**WORK REQUIRED**
Please print all of the material below, word for word.

----- SUPPLIED MATERIAL

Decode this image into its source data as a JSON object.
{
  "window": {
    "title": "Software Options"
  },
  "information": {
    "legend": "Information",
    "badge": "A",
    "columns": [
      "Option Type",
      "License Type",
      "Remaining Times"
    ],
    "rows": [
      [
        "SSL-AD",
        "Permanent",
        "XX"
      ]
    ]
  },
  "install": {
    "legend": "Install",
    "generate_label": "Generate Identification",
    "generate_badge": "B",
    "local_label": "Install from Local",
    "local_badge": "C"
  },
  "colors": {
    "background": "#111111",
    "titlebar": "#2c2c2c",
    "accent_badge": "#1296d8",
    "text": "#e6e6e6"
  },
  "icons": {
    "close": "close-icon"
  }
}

----------

**RESPONSE**
Decode this image into its source data as a JSON object.
{
  "window": {
    "title": "Software Options"
  },
  "information": {
    "legend": "Information",
    "badge": "A",
    "columns": [
      "Option Type",
      "License Type",
      "Remaining Times"
    ],
    "rows": [
      [
        "SSL-AD",
        "Permanent",
        "XX"
      ]
    ]
  },
  "install": {
    "legend": "Install",
    "generate_label": "Generate Identification",
    "generate_badge": "B",
    "local_label": "Install from Local",
    "local_badge": "C"
  },
  "colors": {
    "background": "#111111",
    "titlebar": "#2c2c2c",
    "accent_badge": "#1296d8",
    "text": "#e6e6e6"
  },
  "icons": {
    "close": "close-icon"
  }
}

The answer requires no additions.